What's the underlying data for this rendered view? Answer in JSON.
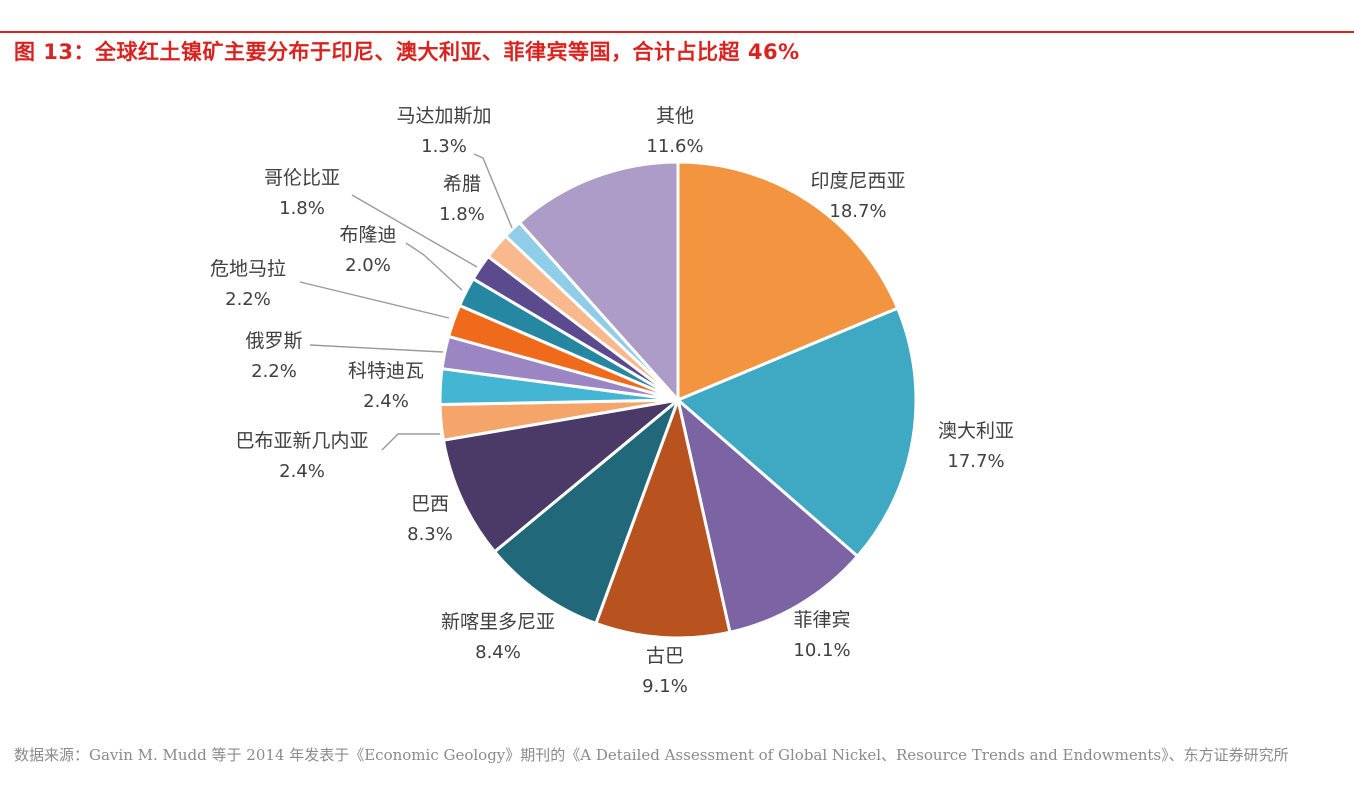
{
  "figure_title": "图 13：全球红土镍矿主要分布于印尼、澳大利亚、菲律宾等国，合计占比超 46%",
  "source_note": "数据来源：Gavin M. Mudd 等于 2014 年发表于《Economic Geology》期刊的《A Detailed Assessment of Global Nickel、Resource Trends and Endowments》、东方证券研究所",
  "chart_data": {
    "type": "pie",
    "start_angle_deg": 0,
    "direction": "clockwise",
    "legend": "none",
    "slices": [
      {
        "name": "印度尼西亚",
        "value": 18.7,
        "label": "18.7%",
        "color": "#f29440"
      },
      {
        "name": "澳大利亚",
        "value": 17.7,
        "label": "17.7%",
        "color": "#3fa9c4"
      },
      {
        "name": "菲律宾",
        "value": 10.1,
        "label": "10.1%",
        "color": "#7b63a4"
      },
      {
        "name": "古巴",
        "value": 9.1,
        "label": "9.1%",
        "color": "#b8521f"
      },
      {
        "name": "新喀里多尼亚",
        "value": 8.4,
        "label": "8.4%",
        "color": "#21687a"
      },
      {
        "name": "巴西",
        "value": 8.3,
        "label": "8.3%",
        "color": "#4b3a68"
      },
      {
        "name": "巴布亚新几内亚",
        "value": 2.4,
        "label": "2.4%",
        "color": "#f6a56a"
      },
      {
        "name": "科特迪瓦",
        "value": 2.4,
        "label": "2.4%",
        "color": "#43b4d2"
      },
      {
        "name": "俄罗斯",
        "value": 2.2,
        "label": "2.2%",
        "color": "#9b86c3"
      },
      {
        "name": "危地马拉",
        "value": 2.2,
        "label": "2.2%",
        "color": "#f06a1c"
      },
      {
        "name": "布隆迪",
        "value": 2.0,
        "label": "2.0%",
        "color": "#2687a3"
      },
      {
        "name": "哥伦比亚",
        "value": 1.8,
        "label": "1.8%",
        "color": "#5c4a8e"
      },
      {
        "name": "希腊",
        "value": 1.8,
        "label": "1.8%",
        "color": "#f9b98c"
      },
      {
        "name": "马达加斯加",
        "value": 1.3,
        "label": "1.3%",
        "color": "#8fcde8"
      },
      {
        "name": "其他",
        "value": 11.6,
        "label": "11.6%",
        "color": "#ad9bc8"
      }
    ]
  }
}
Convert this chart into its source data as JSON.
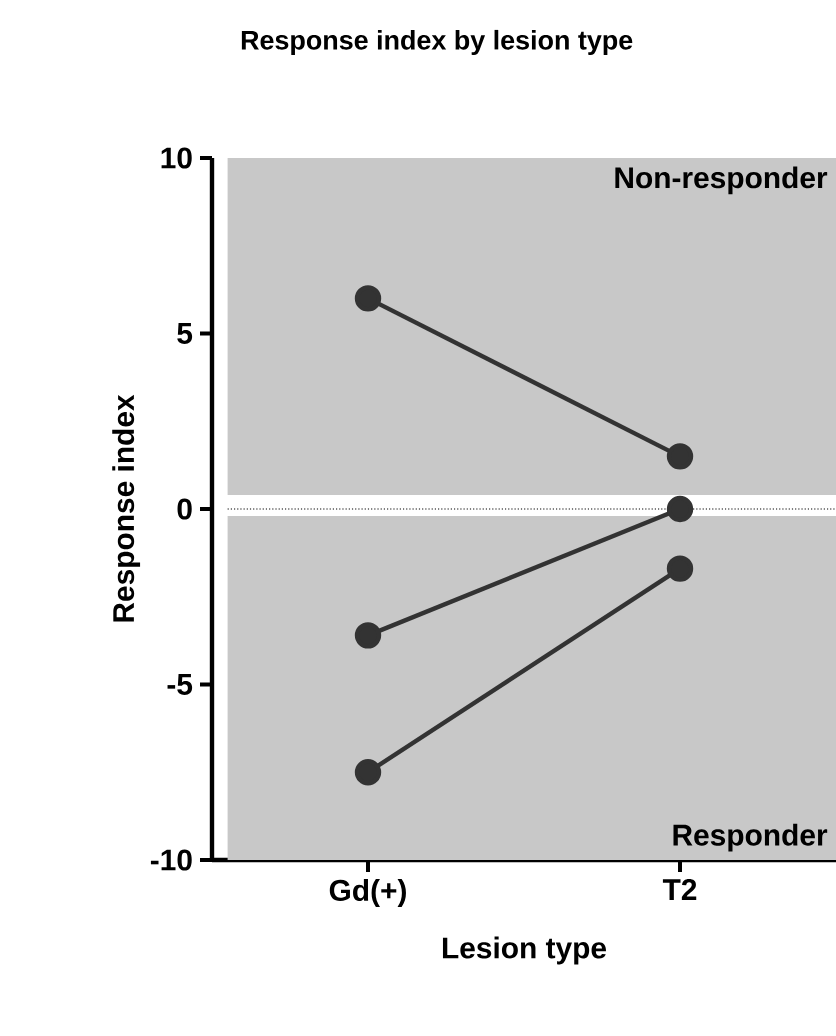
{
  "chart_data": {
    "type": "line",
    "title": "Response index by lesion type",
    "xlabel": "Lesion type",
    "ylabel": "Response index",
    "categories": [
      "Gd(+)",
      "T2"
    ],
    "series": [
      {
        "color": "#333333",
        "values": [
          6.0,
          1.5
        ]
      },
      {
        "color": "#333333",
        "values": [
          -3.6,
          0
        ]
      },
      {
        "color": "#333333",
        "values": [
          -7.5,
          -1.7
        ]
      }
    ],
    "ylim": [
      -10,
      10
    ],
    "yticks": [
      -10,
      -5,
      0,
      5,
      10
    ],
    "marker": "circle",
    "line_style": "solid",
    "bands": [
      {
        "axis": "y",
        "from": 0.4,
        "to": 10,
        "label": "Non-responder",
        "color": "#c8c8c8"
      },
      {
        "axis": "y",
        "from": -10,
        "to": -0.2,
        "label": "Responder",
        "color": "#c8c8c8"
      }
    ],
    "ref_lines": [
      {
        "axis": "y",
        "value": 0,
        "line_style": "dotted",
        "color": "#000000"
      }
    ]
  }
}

══════

**TASK TO CARRY OUT**.
Give the count of lines in the data above that hold the string "JSON", with no additional words.

**REPLY TO THE EXERCISE**.
2